INPUT MATERIAL
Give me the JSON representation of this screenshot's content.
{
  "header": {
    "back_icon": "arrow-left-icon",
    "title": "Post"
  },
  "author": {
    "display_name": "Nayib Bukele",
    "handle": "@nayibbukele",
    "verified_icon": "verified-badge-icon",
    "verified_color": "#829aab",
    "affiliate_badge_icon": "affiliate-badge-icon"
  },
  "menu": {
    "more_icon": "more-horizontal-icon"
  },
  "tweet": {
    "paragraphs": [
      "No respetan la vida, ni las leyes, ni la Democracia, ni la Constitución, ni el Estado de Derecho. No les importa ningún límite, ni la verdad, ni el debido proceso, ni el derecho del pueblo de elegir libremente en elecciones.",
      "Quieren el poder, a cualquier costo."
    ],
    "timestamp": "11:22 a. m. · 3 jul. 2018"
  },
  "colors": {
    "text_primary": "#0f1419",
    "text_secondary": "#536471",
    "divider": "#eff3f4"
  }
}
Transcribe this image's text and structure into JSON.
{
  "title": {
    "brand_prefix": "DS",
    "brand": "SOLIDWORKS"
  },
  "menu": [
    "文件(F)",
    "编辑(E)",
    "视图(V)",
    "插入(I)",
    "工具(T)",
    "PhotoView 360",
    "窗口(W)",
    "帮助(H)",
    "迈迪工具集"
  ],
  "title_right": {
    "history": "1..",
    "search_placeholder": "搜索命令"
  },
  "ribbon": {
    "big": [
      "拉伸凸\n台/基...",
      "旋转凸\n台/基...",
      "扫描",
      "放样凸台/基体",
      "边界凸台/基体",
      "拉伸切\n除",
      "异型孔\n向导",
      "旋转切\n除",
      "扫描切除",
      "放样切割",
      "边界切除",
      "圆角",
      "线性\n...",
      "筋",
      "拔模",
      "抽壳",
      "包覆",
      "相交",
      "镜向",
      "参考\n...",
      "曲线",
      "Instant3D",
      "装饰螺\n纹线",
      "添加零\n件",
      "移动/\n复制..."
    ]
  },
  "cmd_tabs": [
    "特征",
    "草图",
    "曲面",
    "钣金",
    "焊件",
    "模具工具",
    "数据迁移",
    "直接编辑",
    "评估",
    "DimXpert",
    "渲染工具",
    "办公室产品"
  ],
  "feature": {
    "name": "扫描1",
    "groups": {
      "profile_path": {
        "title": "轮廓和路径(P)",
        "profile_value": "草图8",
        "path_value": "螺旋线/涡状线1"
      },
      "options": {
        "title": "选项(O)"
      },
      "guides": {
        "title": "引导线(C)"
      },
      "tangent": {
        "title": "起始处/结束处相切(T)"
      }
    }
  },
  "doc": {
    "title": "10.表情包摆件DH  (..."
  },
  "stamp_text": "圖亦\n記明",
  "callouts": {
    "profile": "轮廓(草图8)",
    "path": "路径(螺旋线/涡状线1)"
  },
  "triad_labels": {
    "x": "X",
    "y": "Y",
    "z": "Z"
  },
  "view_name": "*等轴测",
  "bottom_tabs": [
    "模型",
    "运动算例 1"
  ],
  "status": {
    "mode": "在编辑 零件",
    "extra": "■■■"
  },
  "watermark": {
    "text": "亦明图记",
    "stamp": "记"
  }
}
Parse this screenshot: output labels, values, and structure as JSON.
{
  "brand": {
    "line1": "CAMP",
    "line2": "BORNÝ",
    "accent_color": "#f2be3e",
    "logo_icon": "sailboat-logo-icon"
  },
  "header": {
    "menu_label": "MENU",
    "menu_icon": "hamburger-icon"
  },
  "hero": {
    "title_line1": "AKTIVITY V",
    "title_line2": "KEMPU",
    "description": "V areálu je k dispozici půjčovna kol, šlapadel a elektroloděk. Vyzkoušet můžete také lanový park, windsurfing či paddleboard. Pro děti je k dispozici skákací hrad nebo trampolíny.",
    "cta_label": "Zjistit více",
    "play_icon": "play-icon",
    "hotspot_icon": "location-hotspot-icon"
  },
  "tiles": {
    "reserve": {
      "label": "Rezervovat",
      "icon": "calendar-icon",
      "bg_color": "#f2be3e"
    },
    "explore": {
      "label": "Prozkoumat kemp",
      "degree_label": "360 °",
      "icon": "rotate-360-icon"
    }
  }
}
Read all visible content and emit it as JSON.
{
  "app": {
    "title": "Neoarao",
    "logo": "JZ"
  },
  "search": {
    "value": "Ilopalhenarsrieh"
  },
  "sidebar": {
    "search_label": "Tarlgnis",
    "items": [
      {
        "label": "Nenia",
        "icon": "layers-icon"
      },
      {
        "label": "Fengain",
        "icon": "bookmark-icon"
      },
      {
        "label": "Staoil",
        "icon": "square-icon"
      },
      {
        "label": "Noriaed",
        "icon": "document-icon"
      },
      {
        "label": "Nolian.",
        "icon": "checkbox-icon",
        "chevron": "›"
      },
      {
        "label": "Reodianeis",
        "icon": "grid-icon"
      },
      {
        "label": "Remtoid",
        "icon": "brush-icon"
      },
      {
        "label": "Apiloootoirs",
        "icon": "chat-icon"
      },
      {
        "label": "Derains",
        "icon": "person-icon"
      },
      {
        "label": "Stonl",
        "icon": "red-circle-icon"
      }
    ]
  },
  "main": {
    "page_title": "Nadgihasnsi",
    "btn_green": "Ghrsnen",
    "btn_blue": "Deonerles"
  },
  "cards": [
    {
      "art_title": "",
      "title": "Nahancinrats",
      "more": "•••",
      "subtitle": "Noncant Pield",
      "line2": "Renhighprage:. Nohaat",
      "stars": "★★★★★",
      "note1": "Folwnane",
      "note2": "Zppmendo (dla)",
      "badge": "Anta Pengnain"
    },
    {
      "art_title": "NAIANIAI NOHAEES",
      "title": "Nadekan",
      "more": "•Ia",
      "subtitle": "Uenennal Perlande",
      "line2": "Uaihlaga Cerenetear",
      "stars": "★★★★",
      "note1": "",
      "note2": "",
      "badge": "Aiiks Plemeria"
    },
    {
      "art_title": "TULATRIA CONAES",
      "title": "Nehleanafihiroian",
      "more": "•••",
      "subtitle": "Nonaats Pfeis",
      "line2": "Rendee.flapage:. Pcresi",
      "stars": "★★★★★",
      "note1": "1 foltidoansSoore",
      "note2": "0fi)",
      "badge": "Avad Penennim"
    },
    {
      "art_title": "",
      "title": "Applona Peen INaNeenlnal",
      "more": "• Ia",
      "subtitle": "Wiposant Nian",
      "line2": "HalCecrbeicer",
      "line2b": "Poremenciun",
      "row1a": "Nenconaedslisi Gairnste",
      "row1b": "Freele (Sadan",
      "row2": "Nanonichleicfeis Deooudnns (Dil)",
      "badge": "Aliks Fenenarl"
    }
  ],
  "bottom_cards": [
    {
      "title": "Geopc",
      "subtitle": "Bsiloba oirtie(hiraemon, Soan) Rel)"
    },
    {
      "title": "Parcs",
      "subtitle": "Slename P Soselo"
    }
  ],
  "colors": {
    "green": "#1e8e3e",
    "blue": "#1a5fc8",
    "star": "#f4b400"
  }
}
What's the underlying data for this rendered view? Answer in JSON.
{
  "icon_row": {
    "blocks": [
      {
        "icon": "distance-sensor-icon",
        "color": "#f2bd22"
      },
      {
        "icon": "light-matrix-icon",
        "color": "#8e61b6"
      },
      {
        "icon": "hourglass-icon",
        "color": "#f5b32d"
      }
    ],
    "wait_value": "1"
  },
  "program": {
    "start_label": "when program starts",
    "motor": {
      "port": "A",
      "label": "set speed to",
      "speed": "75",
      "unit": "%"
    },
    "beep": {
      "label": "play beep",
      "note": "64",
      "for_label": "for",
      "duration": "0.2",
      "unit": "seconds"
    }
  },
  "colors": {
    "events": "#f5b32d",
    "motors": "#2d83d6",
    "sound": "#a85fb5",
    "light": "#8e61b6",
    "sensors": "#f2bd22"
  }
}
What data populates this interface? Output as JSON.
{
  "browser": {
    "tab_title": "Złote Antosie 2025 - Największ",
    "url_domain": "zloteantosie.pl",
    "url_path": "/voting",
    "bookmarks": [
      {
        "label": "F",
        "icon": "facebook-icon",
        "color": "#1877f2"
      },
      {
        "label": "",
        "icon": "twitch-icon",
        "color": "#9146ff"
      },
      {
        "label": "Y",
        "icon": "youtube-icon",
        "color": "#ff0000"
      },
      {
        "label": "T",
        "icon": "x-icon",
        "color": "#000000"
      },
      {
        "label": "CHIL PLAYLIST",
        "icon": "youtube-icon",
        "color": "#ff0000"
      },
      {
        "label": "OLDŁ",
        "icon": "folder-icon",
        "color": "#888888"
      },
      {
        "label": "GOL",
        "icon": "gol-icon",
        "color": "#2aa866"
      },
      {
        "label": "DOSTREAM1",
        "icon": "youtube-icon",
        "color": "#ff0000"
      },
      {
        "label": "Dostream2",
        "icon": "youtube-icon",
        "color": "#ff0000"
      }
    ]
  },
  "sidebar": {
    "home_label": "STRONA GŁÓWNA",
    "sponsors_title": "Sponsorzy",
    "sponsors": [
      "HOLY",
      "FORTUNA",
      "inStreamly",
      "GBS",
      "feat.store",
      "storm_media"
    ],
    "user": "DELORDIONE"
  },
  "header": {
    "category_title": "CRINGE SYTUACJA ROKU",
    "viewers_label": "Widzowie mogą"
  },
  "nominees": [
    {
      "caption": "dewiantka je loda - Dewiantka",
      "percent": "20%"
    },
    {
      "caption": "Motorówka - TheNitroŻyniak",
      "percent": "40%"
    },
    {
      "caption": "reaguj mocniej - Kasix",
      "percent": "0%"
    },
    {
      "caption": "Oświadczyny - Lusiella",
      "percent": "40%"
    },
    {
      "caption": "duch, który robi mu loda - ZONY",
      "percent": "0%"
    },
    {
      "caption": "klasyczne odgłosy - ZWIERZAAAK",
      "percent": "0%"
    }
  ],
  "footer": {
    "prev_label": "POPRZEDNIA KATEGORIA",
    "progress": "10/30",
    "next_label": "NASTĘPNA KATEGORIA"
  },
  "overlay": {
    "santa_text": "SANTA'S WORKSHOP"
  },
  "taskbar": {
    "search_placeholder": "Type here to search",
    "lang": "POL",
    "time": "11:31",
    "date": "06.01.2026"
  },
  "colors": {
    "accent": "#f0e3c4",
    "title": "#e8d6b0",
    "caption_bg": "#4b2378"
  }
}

REQUIRED WORK
What is the number of lines in the data that hold the word "program"? Reply with that number and nothing else.

ANSWER IN FULL
2